[Data entries for graphics]
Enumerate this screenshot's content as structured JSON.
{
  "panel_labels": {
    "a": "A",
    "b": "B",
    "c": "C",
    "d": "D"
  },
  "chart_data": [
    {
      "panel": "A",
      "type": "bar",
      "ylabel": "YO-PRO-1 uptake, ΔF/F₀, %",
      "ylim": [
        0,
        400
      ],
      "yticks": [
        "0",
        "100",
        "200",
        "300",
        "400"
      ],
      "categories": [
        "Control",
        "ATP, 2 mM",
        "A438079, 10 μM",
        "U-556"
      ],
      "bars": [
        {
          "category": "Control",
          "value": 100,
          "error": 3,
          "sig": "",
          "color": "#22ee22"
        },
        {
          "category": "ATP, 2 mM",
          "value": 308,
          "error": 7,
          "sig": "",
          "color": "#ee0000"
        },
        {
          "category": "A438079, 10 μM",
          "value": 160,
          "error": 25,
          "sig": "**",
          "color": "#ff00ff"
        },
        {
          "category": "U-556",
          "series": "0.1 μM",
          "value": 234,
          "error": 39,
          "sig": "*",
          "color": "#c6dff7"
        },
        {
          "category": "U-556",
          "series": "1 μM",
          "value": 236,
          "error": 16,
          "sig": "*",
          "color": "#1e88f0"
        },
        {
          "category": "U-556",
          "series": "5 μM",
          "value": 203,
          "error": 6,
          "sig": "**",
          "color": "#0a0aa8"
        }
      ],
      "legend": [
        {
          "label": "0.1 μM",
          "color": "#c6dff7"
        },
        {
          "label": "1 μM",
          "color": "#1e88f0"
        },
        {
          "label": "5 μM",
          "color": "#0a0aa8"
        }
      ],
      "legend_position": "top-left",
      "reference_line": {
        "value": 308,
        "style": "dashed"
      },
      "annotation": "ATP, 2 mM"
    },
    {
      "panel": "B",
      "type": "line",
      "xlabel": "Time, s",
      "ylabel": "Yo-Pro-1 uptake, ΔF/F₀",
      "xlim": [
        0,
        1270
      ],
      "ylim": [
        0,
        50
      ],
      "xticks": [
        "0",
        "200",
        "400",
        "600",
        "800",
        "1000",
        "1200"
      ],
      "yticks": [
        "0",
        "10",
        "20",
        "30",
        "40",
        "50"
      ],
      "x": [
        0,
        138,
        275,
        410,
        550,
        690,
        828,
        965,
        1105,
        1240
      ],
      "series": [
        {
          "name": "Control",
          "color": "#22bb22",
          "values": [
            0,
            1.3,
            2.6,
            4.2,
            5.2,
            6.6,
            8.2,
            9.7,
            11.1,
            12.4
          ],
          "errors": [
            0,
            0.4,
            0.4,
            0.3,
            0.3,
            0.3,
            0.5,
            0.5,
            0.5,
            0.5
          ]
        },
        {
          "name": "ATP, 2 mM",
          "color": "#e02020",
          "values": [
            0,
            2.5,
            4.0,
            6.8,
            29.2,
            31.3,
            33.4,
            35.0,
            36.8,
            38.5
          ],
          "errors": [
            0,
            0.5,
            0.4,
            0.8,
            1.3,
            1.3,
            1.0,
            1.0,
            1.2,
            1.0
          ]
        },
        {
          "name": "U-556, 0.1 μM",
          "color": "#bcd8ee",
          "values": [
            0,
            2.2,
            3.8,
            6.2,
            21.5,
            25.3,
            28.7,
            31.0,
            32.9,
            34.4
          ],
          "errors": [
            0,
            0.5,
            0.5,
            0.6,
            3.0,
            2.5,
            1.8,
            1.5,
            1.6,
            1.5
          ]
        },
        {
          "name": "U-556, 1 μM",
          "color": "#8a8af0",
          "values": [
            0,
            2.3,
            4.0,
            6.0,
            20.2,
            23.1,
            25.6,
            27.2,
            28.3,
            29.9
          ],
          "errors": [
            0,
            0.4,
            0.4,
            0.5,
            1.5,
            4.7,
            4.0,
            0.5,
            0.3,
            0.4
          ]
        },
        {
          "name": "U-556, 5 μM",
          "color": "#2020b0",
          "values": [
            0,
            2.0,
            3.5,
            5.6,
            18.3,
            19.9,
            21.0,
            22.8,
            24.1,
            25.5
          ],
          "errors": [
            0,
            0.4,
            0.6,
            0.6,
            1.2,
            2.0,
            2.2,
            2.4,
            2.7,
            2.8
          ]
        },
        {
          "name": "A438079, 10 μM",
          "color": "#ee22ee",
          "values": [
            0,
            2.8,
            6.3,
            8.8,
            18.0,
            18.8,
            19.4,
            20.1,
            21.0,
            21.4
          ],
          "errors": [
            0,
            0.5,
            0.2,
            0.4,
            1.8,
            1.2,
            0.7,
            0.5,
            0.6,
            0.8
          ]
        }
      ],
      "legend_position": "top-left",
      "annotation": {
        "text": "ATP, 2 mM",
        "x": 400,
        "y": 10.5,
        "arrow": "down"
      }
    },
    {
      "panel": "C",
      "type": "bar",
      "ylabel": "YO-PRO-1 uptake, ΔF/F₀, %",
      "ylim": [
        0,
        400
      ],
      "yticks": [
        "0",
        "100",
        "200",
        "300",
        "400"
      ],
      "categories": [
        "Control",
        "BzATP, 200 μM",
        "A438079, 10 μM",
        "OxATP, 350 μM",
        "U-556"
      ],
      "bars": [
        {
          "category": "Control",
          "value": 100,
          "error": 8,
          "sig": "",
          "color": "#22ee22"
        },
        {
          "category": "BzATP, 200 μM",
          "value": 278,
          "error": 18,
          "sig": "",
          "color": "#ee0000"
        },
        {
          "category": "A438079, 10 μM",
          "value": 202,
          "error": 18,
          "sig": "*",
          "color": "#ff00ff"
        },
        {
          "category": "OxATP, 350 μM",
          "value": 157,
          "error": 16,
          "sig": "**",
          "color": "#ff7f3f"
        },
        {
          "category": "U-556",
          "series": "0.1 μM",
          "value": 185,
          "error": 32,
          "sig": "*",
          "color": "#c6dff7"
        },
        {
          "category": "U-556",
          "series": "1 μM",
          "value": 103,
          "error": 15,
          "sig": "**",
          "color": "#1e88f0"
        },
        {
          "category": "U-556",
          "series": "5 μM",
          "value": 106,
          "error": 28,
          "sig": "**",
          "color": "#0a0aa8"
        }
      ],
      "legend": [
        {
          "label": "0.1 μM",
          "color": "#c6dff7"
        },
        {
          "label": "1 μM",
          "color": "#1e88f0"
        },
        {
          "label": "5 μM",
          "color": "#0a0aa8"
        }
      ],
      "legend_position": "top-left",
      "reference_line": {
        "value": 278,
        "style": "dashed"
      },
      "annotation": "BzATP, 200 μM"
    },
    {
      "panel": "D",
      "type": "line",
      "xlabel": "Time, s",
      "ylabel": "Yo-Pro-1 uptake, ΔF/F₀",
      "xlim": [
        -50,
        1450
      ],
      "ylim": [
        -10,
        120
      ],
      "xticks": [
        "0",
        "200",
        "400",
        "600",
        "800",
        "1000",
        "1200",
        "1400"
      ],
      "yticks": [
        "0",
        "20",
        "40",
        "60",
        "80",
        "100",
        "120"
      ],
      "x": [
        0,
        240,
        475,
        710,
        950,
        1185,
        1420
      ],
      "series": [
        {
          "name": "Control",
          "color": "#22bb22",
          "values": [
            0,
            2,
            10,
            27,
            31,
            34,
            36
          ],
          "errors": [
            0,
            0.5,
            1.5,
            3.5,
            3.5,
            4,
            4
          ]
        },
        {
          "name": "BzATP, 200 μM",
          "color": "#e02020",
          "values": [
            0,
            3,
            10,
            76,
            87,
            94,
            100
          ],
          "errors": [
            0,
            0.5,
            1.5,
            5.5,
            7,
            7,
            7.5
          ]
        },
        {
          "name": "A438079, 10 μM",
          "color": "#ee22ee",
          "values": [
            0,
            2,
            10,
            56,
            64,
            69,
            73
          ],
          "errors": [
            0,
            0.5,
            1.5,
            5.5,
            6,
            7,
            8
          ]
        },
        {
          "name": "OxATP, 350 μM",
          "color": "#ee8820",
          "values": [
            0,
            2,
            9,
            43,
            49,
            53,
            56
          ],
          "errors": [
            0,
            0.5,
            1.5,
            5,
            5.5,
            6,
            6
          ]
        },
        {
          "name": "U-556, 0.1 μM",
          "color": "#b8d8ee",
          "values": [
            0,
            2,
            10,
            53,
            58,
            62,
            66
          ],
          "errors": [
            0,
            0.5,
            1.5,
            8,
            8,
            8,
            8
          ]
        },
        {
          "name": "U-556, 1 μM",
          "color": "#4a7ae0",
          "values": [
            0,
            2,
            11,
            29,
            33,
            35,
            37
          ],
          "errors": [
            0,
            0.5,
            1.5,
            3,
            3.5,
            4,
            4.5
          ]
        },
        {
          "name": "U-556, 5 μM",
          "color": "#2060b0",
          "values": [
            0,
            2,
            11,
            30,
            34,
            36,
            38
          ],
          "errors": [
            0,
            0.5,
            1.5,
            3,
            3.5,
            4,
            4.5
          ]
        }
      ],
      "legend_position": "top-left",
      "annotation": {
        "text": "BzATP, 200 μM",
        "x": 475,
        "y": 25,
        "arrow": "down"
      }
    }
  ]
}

What the exercise asks: Across the entries, how many lines hold the word "OxATP"? Say only the number.

Solution: 3